* **MATERIAL TO PROCESS**
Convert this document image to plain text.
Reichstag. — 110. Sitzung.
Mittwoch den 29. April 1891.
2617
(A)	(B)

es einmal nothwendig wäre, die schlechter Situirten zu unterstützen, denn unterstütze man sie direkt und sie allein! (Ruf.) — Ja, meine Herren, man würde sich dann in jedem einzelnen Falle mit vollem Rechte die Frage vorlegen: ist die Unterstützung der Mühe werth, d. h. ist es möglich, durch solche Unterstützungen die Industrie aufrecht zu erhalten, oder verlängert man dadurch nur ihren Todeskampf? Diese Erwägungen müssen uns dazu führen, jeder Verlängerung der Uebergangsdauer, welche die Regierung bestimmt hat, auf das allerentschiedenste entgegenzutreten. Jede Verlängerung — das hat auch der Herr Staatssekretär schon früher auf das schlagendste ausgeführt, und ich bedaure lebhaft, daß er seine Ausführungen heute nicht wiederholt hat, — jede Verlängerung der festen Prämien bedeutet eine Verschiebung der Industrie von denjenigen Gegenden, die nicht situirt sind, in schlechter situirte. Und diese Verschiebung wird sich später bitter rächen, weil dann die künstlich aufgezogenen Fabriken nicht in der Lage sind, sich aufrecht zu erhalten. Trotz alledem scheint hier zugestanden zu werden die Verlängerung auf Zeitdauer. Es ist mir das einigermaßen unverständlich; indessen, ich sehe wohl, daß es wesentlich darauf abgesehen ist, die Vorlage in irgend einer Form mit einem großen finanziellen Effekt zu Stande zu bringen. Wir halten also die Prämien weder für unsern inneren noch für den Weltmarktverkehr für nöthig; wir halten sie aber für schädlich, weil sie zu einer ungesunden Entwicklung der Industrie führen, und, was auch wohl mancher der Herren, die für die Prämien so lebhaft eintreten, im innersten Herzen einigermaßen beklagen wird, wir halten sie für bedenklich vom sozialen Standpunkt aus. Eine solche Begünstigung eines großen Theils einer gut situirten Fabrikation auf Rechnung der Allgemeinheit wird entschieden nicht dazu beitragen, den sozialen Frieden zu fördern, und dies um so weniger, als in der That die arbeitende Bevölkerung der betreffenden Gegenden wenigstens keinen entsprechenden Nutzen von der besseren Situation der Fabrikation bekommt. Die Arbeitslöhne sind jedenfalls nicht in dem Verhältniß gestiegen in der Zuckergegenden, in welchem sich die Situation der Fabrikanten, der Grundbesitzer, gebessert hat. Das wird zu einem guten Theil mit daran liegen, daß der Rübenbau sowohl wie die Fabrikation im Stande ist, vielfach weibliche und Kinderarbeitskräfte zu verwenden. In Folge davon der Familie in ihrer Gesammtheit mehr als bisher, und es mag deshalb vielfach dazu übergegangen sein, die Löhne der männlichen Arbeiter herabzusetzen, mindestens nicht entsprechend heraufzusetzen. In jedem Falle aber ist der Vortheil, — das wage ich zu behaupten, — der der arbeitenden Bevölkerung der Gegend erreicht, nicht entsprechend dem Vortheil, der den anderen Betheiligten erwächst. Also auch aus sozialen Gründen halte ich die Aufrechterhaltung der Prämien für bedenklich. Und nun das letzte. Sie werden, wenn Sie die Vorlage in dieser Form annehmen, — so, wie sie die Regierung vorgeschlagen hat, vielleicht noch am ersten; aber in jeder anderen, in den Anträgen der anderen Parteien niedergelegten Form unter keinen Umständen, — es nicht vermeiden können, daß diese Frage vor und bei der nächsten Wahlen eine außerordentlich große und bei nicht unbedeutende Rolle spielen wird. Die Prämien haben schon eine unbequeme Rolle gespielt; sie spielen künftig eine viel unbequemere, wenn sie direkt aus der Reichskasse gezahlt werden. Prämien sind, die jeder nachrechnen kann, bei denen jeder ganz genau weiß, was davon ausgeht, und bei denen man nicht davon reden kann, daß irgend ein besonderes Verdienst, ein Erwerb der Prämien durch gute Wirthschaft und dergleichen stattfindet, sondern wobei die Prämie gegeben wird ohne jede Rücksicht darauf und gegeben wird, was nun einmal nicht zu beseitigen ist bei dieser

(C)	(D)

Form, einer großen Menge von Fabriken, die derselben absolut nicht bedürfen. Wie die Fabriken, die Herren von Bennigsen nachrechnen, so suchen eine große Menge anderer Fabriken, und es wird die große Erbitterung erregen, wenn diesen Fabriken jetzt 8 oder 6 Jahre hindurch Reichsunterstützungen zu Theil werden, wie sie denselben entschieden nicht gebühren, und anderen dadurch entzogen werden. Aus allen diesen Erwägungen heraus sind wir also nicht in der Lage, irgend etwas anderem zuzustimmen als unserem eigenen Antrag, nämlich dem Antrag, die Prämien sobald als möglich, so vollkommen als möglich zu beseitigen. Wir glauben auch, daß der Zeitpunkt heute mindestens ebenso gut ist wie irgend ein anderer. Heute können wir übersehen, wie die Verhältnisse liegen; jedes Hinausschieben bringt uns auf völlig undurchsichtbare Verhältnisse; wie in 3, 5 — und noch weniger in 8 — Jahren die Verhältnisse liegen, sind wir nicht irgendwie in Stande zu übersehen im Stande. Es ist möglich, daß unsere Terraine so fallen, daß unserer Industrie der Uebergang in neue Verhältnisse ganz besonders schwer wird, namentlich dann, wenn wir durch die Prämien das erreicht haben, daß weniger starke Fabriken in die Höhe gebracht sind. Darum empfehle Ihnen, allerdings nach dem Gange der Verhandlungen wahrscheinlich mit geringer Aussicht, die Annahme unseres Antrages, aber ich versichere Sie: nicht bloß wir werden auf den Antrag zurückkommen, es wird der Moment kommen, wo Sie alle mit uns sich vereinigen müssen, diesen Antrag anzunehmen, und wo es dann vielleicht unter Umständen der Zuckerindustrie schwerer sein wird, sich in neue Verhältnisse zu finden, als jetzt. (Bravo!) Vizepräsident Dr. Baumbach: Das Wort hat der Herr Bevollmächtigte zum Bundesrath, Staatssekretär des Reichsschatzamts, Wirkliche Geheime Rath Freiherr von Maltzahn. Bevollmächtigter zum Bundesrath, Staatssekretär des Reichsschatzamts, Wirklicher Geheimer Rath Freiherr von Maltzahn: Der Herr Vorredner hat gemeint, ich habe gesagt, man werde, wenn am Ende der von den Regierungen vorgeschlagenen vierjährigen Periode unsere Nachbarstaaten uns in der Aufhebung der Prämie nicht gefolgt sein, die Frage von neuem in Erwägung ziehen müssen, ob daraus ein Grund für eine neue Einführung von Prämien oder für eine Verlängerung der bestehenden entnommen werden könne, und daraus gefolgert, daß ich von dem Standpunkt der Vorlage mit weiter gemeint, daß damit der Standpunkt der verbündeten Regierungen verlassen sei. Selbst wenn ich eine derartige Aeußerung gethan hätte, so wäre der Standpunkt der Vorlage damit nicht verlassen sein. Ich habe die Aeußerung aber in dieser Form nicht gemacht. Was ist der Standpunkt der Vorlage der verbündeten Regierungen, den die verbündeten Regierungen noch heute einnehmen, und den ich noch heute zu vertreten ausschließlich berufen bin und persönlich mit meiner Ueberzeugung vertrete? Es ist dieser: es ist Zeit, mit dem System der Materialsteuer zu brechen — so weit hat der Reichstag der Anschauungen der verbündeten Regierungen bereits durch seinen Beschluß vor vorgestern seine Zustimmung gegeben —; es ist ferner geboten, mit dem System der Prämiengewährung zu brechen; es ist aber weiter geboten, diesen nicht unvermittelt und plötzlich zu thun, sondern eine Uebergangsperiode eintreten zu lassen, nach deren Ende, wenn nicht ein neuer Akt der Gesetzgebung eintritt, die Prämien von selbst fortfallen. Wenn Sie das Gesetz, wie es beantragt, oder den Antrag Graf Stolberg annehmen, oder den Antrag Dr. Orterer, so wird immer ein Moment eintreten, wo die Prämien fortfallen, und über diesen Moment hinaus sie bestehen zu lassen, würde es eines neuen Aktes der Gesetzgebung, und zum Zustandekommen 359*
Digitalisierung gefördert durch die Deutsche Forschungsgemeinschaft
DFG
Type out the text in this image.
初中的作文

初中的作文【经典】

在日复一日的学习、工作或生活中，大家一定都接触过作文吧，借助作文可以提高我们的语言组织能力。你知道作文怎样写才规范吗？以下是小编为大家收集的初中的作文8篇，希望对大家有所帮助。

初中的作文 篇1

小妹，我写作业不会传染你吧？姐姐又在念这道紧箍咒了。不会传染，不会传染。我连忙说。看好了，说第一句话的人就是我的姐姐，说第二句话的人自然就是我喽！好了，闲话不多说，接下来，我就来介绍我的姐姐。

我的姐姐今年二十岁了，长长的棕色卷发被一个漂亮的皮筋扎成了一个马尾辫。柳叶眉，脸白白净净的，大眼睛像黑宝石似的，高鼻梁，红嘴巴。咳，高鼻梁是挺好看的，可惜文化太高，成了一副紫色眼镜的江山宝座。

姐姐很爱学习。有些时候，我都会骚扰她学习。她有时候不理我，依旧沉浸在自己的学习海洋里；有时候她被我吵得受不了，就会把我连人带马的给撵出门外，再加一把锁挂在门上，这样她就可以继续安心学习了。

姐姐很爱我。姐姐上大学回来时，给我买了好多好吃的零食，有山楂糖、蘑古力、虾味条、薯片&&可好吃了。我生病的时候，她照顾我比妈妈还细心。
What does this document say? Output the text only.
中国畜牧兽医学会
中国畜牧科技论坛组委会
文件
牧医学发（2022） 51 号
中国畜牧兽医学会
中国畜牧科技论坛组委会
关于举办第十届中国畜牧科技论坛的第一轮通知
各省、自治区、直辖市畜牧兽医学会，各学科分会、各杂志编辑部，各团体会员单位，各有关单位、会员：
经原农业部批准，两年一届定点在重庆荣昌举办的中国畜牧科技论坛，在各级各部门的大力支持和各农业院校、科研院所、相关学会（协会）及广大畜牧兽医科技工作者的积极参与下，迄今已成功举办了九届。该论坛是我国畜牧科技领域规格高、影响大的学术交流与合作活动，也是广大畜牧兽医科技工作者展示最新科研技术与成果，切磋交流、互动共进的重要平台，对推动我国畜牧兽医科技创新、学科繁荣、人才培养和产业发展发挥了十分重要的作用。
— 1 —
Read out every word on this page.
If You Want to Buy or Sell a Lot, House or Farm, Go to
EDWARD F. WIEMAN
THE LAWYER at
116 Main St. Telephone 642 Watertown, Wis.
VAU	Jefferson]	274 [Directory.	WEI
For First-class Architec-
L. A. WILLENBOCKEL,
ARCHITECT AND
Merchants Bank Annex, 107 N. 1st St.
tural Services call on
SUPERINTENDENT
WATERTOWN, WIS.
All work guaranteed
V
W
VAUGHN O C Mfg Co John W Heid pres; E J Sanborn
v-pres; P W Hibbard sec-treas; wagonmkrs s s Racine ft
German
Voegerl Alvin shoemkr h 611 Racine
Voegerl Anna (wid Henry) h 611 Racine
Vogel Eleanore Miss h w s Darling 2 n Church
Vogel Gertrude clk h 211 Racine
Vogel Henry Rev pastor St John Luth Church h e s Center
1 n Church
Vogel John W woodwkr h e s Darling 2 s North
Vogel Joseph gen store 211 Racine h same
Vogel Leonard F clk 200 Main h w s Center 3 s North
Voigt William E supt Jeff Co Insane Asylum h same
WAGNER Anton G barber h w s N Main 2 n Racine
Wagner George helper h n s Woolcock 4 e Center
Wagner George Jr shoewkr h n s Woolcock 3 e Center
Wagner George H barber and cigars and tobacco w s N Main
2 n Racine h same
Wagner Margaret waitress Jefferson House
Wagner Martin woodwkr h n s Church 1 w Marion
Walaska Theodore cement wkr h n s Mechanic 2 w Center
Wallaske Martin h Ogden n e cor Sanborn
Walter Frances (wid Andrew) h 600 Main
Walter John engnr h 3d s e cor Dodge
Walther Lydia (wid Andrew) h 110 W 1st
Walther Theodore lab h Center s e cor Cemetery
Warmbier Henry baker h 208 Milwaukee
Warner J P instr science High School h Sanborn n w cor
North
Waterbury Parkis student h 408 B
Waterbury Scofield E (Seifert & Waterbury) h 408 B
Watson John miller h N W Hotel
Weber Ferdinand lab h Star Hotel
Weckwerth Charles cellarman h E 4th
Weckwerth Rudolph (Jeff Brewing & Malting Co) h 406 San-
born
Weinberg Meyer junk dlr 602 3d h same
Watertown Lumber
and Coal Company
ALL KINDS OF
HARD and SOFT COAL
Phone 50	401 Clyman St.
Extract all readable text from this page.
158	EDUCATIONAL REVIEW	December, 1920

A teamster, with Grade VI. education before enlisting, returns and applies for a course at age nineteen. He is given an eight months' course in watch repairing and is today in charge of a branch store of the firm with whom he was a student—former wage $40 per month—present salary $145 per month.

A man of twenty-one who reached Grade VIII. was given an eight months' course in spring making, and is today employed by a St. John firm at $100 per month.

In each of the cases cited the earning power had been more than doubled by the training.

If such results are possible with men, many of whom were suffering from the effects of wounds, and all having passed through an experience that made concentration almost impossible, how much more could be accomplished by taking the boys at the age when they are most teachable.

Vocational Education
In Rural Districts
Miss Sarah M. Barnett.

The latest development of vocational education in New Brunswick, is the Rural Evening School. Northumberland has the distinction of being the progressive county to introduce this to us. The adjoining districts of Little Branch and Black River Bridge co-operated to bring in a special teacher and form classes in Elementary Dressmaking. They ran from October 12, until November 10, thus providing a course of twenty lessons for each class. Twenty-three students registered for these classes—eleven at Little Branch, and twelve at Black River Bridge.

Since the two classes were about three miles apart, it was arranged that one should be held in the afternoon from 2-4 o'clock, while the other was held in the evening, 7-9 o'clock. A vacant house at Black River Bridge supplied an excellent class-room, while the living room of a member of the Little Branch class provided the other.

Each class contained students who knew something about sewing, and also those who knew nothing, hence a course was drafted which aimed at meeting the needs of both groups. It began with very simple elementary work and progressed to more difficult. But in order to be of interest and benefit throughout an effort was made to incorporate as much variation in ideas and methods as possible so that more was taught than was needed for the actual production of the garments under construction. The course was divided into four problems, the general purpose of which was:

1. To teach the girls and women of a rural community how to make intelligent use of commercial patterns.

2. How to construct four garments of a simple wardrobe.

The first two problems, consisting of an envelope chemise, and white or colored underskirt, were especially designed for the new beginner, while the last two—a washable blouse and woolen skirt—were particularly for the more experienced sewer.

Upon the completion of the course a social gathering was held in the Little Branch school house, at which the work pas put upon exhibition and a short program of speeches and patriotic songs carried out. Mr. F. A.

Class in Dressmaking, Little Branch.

* **REQUIRED WORK**
Pull out all lines of the data with the string "text".

* **OUTPUT**
Convert this document image to plain text.
Type out the text in this image.
What does this document say? Output the text only.
Extract all readable text from this page.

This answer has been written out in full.